* [WHAT YOU HAVE TO DO]: Can the data below be echoed back word for word?

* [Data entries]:
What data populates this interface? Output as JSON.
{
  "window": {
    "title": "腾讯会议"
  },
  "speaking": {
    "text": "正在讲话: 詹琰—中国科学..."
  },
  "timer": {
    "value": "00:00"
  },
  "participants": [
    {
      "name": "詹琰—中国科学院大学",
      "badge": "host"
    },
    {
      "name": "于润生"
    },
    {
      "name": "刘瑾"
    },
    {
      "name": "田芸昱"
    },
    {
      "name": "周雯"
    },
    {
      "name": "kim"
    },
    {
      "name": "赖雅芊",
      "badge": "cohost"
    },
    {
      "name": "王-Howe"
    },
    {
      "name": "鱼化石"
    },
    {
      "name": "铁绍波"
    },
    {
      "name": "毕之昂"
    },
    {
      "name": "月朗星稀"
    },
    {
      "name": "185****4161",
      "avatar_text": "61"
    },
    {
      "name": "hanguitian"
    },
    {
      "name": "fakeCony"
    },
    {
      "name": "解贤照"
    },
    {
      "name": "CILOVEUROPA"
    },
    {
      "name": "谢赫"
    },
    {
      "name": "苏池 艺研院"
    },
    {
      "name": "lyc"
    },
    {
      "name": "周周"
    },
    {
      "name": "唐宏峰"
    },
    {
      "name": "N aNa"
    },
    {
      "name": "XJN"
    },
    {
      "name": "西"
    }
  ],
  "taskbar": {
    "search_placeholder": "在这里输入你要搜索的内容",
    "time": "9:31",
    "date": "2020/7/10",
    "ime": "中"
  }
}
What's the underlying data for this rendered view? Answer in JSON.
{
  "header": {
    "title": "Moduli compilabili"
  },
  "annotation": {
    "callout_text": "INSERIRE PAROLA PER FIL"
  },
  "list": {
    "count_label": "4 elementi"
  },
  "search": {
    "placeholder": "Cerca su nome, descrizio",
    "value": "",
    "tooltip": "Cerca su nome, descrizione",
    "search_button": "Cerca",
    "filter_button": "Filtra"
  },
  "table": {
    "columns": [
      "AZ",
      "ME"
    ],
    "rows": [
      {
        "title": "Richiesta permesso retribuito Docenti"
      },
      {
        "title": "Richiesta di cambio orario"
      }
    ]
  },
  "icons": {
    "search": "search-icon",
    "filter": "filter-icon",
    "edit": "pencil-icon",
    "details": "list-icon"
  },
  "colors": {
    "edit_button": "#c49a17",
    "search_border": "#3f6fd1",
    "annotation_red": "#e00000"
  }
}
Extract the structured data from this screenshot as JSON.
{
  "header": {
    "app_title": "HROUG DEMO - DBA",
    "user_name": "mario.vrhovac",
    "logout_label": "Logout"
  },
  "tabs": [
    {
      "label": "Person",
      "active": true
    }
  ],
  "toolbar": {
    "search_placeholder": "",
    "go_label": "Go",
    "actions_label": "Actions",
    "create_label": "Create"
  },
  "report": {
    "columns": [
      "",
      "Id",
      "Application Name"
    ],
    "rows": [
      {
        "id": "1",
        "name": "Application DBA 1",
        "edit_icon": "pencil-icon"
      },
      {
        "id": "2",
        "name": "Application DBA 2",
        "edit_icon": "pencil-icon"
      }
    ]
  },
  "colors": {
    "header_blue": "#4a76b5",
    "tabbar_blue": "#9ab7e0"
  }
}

* [RESULT FOR THIS TASK]:
What data populates this interface? Output as JSON.
{
  "window": {
    "title": "腾讯会议"
  },
  "speaking": {
    "text": "正在讲话: 詹琰—中国科学..."
  },
  "timer": {
    "value": "00:00"
  },
  "participants": [
    {
      "name": "詹琰—中国科学院大学",
      "badge": "host"
    },
    {
      "name": "于润生"
    },
    {
      "name": "刘瑾"
    },
    {
      "name": "田芸昱"
    },
    {
      "name": "周雯"
    },
    {
      "name": "kim"
    },
    {
      "name": "赖雅芊",
      "badge": "cohost"
    },
    {
      "name": "王-Howe"
    },
    {
      "name": "鱼化石"
    },
    {
      "name": "铁绍波"
    },
    {
      "name": "毕之昂"
    },
    {
      "name": "月朗星稀"
    },
    {
      "name": "185****4161",
      "avatar_text": "61"
    },
    {
      "name": "hanguitian"
    },
    {
      "name": "fakeCony"
    },
    {
      "name": "解贤照"
    },
    {
      "name": "CILOVEUROPA"
    },
    {
      "name": "谢赫"
    },
    {
      "name": "苏池 艺研院"
    },
    {
      "name": "lyc"
    },
    {
      "name": "周周"
    },
    {
      "name": "唐宏峰"
    },
    {
      "name": "N aNa"
    },
    {
      "name": "XJN"
    },
    {
      "name": "西"
    }
  ],
  "taskbar": {
    "search_placeholder": "在这里输入你要搜索的内容",
    "time": "9:31",
    "date": "2020/7/10",
    "ime": "中"
  }
}
What's the underlying data for this rendered view? Answer in JSON.
{
  "header": {
    "title": "Moduli compilabili"
  },
  "annotation": {
    "callout_text": "INSERIRE PAROLA PER FIL"
  },
  "list": {
    "count_label": "4 elementi"
  },
  "search": {
    "placeholder": "Cerca su nome, descrizio",
    "value": "",
    "tooltip": "Cerca su nome, descrizione",
    "search_button": "Cerca",
    "filter_button": "Filtra"
  },
  "table": {
    "columns": [
      "AZ",
      "ME"
    ],
    "rows": [
      {
        "title": "Richiesta permesso retribuito Docenti"
      },
      {
        "title": "Richiesta di cambio orario"
      }
    ]
  },
  "icons": {
    "search": "search-icon",
    "filter": "filter-icon",
    "edit": "pencil-icon",
    "details": "list-icon"
  },
  "colors": {
    "edit_button": "#c49a17",
    "search_border": "#3f6fd1",
    "annotation_red": "#e00000"
  }
}
Extract the structured data from this screenshot as JSON.
{
  "header": {
    "app_title": "HROUG DEMO - DBA",
    "user_name": "mario.vrhovac",
    "logout_label": "Logout"
  },
  "tabs": [
    {
      "label": "Person",
      "active": true
    }
  ],
  "toolbar": {
    "search_placeholder": "",
    "go_label": "Go",
    "actions_label": "Actions",
    "create_label": "Create"
  },
  "report": {
    "columns": [
      "",
      "Id",
      "Application Name"
    ],
    "rows": [
      {
        "id": "1",
        "name": "Application DBA 1",
        "edit_icon": "pencil-icon"
      },
      {
        "id": "2",
        "name": "Application DBA 2",
        "edit_icon": "pencil-icon"
      }
    ]
  },
  "colors": {
    "header_blue": "#4a76b5",
    "tabbar_blue": "#9ab7e0"
  }
}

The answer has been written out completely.